Please retype, character for character, the part of the entries below that opens with the line containing "participant-label: Ніколов Сергій" and closes with the line containing "muted-mic-icon bbox=[360, 358, 366, 365]", including both of those lines.
═══ DATASET EXTRACT
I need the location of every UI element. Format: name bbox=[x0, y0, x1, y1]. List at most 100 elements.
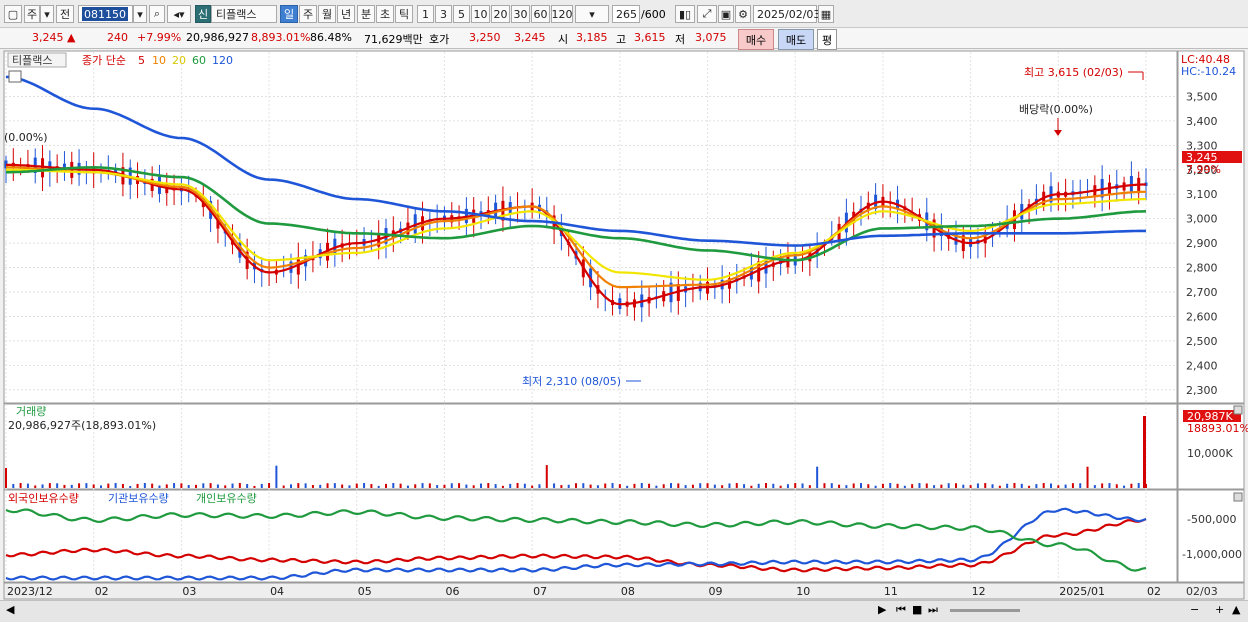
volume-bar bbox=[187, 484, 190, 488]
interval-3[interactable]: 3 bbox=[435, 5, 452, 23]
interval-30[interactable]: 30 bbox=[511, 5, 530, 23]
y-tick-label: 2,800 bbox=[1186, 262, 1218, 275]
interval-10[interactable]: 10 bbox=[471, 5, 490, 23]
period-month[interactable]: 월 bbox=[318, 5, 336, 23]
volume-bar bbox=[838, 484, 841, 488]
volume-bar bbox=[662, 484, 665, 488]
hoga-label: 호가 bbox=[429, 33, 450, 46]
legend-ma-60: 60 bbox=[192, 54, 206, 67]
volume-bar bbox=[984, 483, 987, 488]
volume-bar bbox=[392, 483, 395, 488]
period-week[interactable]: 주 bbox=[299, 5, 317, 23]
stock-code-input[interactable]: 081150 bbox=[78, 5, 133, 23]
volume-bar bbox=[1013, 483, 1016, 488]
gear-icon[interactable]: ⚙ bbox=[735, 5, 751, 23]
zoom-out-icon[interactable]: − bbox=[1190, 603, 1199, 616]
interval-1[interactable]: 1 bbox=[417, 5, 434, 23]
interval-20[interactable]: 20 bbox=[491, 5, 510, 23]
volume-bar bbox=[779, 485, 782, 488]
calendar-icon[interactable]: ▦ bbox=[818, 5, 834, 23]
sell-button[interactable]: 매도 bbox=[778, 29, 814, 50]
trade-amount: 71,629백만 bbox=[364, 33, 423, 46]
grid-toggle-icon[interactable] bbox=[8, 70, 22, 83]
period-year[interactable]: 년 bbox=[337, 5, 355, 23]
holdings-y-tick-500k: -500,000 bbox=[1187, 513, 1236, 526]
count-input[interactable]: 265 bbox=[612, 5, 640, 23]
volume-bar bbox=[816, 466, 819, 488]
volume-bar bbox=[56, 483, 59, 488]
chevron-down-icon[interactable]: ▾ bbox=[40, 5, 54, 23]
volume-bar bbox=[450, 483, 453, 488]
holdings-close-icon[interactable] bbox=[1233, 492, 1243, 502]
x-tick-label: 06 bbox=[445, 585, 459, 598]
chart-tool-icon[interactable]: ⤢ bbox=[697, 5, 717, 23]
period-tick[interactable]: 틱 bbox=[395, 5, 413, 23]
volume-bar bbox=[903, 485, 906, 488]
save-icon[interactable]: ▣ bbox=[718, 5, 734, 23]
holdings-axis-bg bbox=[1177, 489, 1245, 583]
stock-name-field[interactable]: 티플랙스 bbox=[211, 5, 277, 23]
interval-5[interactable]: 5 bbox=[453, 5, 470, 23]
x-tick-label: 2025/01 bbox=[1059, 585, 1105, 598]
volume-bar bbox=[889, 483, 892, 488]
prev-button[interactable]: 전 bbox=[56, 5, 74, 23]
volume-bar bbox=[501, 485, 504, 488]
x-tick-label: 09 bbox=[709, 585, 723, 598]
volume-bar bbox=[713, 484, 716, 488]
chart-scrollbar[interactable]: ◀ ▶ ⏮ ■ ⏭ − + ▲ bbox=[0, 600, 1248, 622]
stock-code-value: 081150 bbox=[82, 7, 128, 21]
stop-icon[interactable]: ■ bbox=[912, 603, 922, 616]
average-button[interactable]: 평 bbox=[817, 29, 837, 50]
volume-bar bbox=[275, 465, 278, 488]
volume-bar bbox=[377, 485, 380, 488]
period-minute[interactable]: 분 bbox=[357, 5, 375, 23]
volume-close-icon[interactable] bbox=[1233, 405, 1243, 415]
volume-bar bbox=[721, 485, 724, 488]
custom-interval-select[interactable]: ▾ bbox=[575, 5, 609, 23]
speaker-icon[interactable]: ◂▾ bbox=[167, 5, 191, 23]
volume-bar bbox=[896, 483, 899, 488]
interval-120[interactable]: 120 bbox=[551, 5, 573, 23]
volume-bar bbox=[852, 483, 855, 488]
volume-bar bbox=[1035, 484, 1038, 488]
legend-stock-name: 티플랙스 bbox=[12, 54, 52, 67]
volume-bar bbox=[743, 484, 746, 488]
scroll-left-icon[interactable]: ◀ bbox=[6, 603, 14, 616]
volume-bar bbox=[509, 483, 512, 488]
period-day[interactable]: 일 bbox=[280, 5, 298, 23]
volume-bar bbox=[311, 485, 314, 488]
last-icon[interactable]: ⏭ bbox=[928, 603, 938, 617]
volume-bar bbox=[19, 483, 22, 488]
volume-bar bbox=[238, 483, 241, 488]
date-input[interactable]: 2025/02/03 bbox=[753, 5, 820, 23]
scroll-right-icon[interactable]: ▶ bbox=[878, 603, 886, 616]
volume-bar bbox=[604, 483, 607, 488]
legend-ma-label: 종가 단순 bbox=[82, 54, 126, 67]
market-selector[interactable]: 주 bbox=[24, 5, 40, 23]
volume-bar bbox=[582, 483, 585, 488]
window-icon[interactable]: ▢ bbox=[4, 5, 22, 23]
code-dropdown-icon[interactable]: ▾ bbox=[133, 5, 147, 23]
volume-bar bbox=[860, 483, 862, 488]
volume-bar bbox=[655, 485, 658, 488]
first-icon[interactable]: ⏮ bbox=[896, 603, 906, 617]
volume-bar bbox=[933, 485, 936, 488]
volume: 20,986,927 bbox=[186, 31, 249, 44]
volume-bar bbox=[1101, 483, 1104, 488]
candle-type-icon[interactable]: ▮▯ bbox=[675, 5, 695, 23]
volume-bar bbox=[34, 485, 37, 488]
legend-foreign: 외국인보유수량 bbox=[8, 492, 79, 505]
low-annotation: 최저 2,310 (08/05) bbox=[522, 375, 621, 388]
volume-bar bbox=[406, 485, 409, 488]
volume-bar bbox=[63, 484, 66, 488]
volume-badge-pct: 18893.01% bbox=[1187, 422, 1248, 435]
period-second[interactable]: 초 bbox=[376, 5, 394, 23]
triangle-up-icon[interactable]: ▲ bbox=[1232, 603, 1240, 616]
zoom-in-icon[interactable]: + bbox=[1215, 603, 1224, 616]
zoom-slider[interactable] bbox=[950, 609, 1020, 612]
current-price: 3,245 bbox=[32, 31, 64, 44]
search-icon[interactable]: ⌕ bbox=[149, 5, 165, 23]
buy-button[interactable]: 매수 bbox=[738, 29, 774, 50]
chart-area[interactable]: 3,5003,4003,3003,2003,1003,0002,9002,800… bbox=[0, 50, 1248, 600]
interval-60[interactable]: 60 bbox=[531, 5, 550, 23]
══════
═══ DATASET EXTRACT
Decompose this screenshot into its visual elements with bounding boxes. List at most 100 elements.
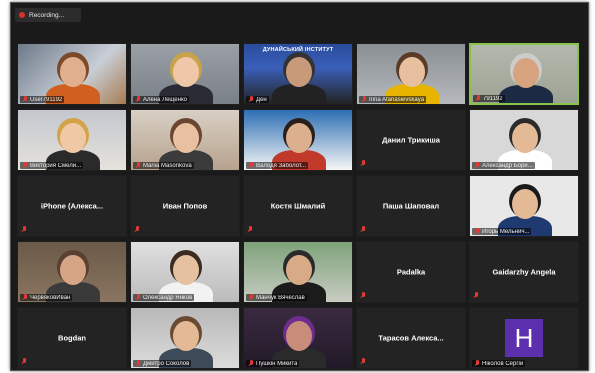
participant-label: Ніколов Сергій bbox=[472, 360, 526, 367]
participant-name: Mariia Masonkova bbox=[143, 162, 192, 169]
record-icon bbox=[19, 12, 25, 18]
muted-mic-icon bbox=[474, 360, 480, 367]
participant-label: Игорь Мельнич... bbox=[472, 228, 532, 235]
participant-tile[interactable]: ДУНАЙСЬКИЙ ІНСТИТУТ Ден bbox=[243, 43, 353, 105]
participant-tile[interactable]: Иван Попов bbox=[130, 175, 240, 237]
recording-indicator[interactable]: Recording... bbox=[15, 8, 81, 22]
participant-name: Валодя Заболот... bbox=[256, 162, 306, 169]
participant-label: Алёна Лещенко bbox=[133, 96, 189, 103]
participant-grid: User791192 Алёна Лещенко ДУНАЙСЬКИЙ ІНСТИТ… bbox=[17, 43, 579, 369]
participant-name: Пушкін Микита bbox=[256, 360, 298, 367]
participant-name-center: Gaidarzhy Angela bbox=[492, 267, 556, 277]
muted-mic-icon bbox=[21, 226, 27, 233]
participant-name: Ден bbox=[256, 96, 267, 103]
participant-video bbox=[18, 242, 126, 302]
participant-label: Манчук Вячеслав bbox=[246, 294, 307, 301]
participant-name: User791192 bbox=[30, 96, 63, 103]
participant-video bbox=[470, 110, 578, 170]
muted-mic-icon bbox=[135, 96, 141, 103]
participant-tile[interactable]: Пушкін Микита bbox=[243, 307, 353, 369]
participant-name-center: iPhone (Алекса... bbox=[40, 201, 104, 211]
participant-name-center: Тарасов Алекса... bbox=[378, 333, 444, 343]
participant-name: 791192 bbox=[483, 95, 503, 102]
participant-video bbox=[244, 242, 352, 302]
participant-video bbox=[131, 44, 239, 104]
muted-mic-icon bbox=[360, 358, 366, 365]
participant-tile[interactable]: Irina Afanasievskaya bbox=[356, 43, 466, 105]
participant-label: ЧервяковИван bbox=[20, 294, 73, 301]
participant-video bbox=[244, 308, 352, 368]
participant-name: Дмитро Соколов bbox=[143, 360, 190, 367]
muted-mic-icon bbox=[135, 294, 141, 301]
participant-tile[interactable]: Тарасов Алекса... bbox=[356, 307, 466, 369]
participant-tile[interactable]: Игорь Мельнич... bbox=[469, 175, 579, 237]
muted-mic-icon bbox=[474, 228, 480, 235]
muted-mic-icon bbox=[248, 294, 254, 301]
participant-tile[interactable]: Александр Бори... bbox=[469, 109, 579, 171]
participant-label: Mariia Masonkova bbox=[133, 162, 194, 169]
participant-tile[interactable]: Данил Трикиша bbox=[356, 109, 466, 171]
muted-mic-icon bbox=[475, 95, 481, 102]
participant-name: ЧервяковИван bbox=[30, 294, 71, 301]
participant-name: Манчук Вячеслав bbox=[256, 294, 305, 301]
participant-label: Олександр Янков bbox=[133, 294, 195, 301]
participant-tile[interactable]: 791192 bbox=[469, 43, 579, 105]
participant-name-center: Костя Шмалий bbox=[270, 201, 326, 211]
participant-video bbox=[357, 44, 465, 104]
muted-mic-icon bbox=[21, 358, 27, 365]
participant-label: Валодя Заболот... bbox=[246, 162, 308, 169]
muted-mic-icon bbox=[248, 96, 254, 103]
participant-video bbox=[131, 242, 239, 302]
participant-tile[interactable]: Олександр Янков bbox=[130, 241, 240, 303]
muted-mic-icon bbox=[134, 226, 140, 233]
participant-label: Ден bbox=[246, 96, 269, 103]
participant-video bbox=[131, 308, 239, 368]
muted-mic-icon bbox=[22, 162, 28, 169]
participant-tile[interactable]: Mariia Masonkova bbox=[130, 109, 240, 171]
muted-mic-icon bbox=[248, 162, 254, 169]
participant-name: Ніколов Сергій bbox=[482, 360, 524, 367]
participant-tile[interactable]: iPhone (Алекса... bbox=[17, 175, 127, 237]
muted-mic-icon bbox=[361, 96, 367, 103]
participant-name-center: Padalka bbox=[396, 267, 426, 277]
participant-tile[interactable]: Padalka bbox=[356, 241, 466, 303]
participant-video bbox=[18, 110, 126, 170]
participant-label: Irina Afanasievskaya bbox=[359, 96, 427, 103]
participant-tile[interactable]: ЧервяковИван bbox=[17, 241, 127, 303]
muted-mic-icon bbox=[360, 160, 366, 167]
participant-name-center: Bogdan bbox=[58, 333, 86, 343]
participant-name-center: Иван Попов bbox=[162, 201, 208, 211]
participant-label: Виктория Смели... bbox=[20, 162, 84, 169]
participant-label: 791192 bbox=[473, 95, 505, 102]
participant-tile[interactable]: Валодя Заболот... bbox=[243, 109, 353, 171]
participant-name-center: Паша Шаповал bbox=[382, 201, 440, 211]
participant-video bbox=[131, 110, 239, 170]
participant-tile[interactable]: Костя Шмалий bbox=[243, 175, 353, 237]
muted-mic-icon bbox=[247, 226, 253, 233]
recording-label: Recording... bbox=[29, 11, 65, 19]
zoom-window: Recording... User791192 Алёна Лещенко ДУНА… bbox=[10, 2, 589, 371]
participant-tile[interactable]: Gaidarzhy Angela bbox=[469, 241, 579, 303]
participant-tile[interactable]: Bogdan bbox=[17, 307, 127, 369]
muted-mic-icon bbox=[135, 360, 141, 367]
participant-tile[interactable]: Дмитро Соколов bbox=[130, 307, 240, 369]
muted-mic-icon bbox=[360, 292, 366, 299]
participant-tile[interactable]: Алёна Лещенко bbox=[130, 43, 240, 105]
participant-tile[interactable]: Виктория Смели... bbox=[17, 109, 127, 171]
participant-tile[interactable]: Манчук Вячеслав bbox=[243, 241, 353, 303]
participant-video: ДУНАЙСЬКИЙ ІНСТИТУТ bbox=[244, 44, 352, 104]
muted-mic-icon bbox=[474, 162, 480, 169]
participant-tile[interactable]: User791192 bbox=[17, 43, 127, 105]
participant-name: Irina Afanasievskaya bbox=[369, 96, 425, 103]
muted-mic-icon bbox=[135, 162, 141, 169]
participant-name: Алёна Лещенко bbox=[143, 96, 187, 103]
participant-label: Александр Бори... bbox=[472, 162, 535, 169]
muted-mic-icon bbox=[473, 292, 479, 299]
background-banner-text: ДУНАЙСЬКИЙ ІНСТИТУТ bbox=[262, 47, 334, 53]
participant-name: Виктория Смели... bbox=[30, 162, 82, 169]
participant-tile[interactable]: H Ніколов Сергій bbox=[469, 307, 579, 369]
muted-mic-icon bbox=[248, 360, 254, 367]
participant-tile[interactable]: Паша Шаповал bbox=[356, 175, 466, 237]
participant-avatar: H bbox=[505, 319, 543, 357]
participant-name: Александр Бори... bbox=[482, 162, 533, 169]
══════
RESULT FOR THIS EXERCISE:
participant-label: Ніколов Сергій bbox=[472, 360, 526, 367]
participant-name: Mariia Masonkova bbox=[143, 162, 192, 169]
record-icon bbox=[19, 12, 25, 18]
muted-mic-icon bbox=[474, 360, 480, 367]
participant-label: Игорь Мельнич... bbox=[472, 228, 532, 235]
participant-tile[interactable]: ДУНАЙСЬКИЙ ІНСТИТУТ Ден bbox=[243, 43, 353, 105]
participant-tile[interactable]: Иван Попов bbox=[130, 175, 240, 237]
recording-indicator[interactable]: Recording... bbox=[15, 8, 81, 22]
participant-name: Валодя Заболот... bbox=[256, 162, 306, 169]
participant-label: Алёна Лещенко bbox=[133, 96, 189, 103]
participant-grid: User791192 Алёна Лещенко ДУНАЙСЬКИЙ ІНСТИТ… bbox=[17, 43, 579, 369]
participant-name: Пушкін Микита bbox=[256, 360, 298, 367]
participant-name-center: Gaidarzhy Angela bbox=[492, 267, 556, 277]
muted-mic-icon bbox=[21, 226, 27, 233]
participant-name: Ден bbox=[256, 96, 267, 103]
participant-video bbox=[18, 242, 126, 302]
participant-label: Манчук Вячеслав bbox=[246, 294, 307, 301]
participant-name: User791192 bbox=[30, 96, 63, 103]
participant-video bbox=[470, 110, 578, 170]
muted-mic-icon bbox=[135, 96, 141, 103]
participant-tile[interactable]: Пушкін Микита bbox=[243, 307, 353, 369]
participant-name-center: iPhone (Алекса... bbox=[40, 201, 104, 211]
participant-name-center: Тарасов Алекса... bbox=[378, 333, 444, 343]
participant-name: 791192 bbox=[483, 95, 503, 102]
participant-video bbox=[244, 242, 352, 302]
participant-video bbox=[131, 44, 239, 104]
muted-mic-icon bbox=[360, 358, 366, 365]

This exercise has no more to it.